Saved entries:
start

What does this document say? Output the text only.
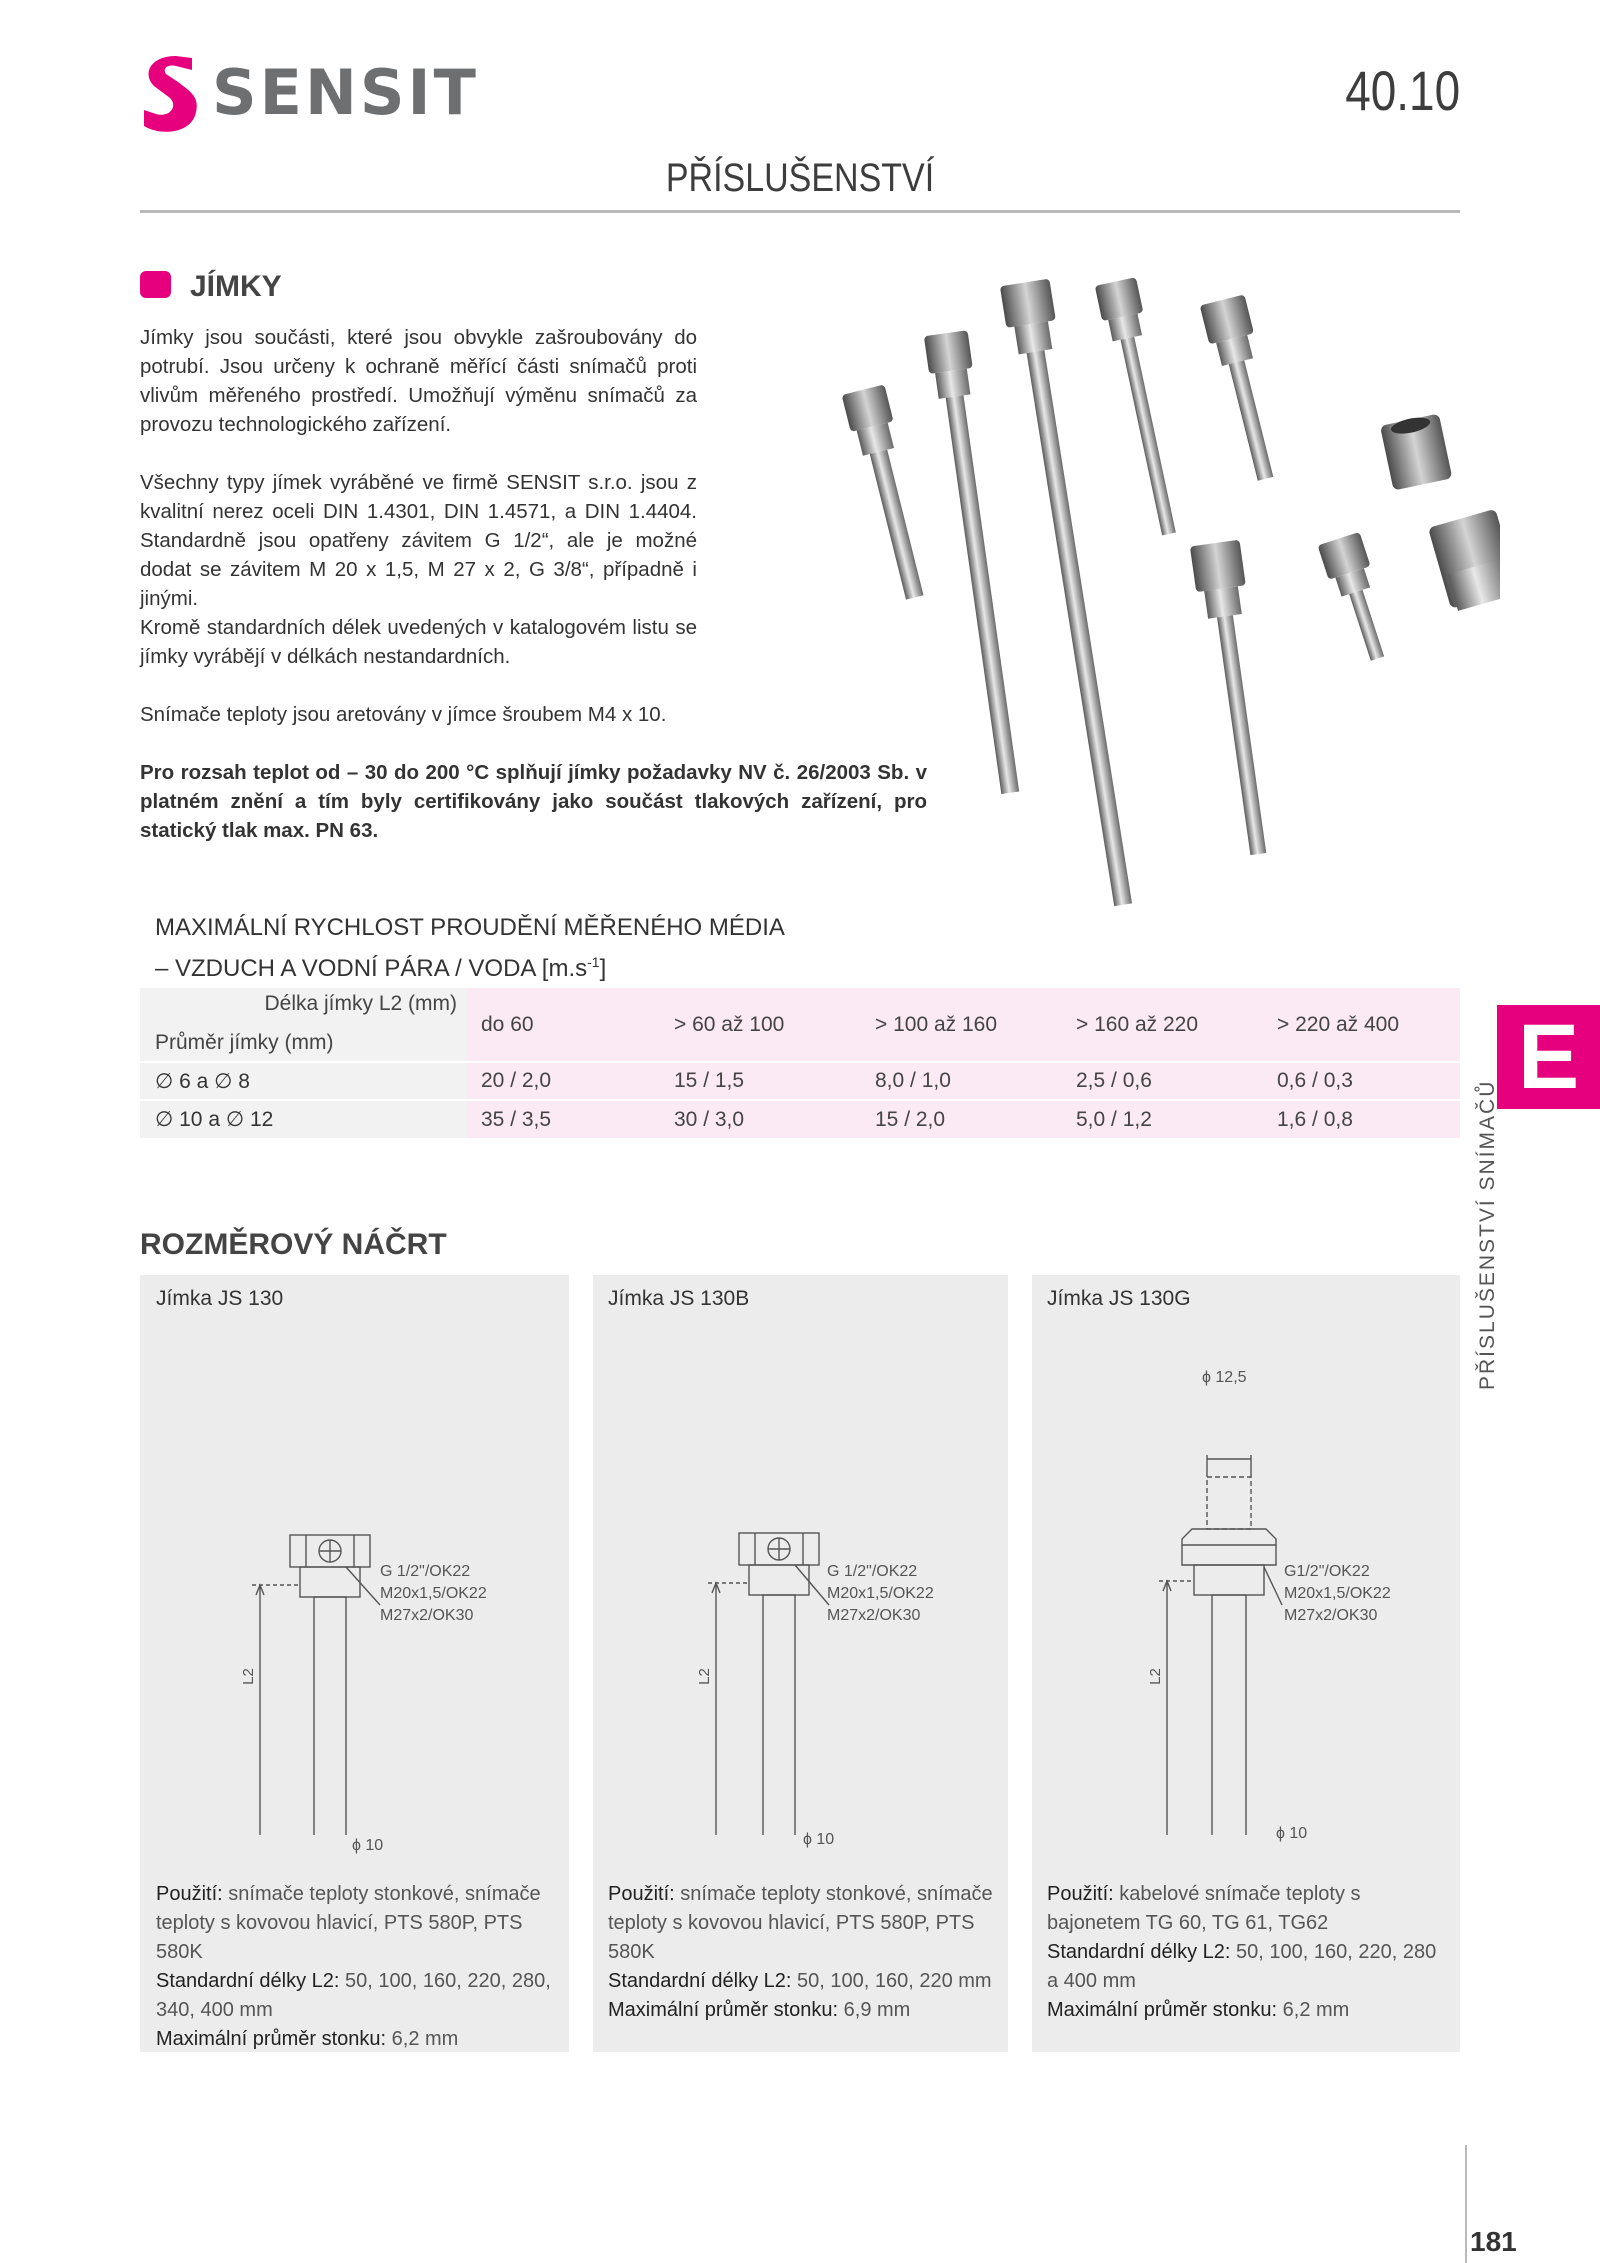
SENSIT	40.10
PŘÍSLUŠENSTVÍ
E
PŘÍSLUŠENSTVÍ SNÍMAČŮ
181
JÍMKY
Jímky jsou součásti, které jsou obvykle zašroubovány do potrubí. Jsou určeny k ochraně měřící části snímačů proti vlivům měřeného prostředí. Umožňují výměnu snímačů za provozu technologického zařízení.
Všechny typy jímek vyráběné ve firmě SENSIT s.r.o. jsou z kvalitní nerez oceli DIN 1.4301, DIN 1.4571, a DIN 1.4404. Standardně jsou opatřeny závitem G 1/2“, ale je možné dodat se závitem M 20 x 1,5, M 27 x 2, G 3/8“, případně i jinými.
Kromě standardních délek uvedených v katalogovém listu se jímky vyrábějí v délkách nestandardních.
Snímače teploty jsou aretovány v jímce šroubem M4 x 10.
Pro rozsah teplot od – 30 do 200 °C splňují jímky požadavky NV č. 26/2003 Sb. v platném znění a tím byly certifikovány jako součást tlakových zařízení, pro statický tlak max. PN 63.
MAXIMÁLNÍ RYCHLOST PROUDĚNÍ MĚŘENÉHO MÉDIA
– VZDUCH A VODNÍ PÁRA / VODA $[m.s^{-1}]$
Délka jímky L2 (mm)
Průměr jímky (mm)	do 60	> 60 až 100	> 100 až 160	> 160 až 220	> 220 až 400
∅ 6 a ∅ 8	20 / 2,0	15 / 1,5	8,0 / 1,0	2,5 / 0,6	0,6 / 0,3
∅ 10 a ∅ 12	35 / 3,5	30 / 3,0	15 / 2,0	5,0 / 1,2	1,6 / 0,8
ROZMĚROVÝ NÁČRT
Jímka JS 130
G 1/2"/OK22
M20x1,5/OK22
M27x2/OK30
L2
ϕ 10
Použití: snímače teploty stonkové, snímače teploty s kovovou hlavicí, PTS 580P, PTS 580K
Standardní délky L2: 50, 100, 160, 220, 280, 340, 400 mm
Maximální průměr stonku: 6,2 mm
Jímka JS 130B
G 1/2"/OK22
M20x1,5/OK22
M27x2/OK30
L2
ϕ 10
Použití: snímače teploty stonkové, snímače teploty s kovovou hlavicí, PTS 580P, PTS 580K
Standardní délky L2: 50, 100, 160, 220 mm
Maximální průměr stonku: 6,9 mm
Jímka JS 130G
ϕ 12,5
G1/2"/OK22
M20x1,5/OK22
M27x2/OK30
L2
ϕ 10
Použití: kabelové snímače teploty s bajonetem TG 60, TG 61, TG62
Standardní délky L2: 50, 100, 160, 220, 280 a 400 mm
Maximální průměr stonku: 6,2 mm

end

--- YOUR TASK ---
Please repeat the entries exactly. Do not include the pictures.

--- OUTPUT FOR THIS TASK ---
What does this document say? Output the text only.
SENSIT	40.10
PŘÍSLUŠENSTVÍ
E
PŘÍSLUŠENSTVÍ SNÍMAČŮ
181
JÍMKY
Jímky jsou součásti, které jsou obvykle zašroubovány do potrubí. Jsou určeny k ochraně měřící části snímačů proti vlivům měřeného prostředí. Umožňují výměnu snímačů za provozu technologického zařízení.
Všechny typy jímek vyráběné ve firmě SENSIT s.r.o. jsou z kvalitní nerez oceli DIN 1.4301, DIN 1.4571, a DIN 1.4404. Standardně jsou opatřeny závitem G 1/2“, ale je možné dodat se závitem M 20 x 1,5, M 27 x 2, G 3/8“, případně i jinými.
Kromě standardních délek uvedených v katalogovém listu se jímky vyrábějí v délkách nestandardních.
Snímače teploty jsou aretovány v jímce šroubem M4 x 10.
Pro rozsah teplot od – 30 do 200 °C splňují jímky požadavky NV č. 26/2003 Sb. v platném znění a tím byly certifikovány jako součást tlakových zařízení, pro statický tlak max. PN 63.
MAXIMÁLNÍ RYCHLOST PROUDĚNÍ MĚŘENÉHO MÉDIA
– VZDUCH A VODNÍ PÁRA / VODA $[m.s^{-1}]$
Délka jímky L2 (mm)
Průměr jímky (mm)	do 60	> 60 až 100	> 100 až 160	> 160 až 220	> 220 až 400
∅ 6 a ∅ 8	20 / 2,0	15 / 1,5	8,0 / 1,0	2,5 / 0,6	0,6 / 0,3
∅ 10 a ∅ 12	35 / 3,5	30 / 3,0	15 / 2,0	5,0 / 1,2	1,6 / 0,8
ROZMĚROVÝ NÁČRT
Jímka JS 130
G 1/2"/OK22
M20x1,5/OK22
M27x2/OK30
L2
ϕ 10
Použití: snímače teploty stonkové, snímače teploty s kovovou hlavicí, PTS 580P, PTS 580K
Standardní délky L2: 50, 100, 160, 220, 280, 340, 400 mm
Maximální průměr stonku: 6,2 mm
Jímka JS 130B
G 1/2"/OK22
M20x1,5/OK22
M27x2/OK30
L2
ϕ 10
Použití: snímače teploty stonkové, snímače teploty s kovovou hlavicí, PTS 580P, PTS 580K
Standardní délky L2: 50, 100, 160, 220 mm
Maximální průměr stonku: 6,9 mm
Jímka JS 130G
ϕ 12,5
G1/2"/OK22
M20x1,5/OK22
M27x2/OK30
L2
ϕ 10
Použití: kabelové snímače teploty s bajonetem TG 60, TG 61, TG62
Standardní délky L2: 50, 100, 160, 220, 280 a 400 mm
Maximální průměr stonku: 6,2 mm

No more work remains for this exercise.